Data entries:
--------------------------------------------------

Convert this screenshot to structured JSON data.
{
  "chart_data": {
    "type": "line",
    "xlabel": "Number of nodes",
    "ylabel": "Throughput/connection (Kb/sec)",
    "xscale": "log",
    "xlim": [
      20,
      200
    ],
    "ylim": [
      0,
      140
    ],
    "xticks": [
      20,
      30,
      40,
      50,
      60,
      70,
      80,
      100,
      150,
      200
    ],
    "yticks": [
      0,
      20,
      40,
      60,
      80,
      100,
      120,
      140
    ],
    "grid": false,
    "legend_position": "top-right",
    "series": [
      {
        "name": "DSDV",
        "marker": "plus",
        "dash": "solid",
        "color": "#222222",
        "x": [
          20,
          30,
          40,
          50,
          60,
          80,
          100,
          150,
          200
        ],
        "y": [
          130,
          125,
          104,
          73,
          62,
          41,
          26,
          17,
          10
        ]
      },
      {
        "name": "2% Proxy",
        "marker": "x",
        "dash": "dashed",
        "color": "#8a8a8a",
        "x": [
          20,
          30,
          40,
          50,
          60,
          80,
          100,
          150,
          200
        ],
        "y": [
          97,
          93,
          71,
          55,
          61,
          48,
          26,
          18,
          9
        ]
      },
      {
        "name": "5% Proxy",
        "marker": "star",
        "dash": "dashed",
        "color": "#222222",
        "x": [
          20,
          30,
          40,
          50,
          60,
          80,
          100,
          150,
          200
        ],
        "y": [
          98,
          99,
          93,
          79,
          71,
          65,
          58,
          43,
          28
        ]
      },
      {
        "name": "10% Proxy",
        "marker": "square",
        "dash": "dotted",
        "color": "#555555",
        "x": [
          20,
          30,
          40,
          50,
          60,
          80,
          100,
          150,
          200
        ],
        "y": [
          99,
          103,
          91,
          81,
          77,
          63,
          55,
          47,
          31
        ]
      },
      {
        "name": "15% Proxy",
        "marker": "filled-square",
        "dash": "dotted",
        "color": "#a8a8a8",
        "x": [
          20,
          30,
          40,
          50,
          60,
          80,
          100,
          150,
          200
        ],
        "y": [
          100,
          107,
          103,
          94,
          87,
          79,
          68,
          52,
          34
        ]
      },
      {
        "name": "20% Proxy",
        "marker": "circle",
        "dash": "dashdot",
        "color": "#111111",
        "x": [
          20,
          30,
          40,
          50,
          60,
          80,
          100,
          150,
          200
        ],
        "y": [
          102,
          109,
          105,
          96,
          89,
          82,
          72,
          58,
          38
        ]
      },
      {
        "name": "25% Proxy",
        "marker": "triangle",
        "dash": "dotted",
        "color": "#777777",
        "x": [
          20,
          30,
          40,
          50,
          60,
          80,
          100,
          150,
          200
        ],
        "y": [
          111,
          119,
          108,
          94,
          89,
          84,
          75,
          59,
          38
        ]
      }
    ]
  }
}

--------------------------------------------------

Pull out every line holding "Proxy" from the records above, and copy it.

        "name": "2% Proxy",
        "name": "5% Proxy",
        "name": "10% Proxy",
        "name": "15% Proxy",
        "name": "20% Proxy",
        "name": "25% Proxy",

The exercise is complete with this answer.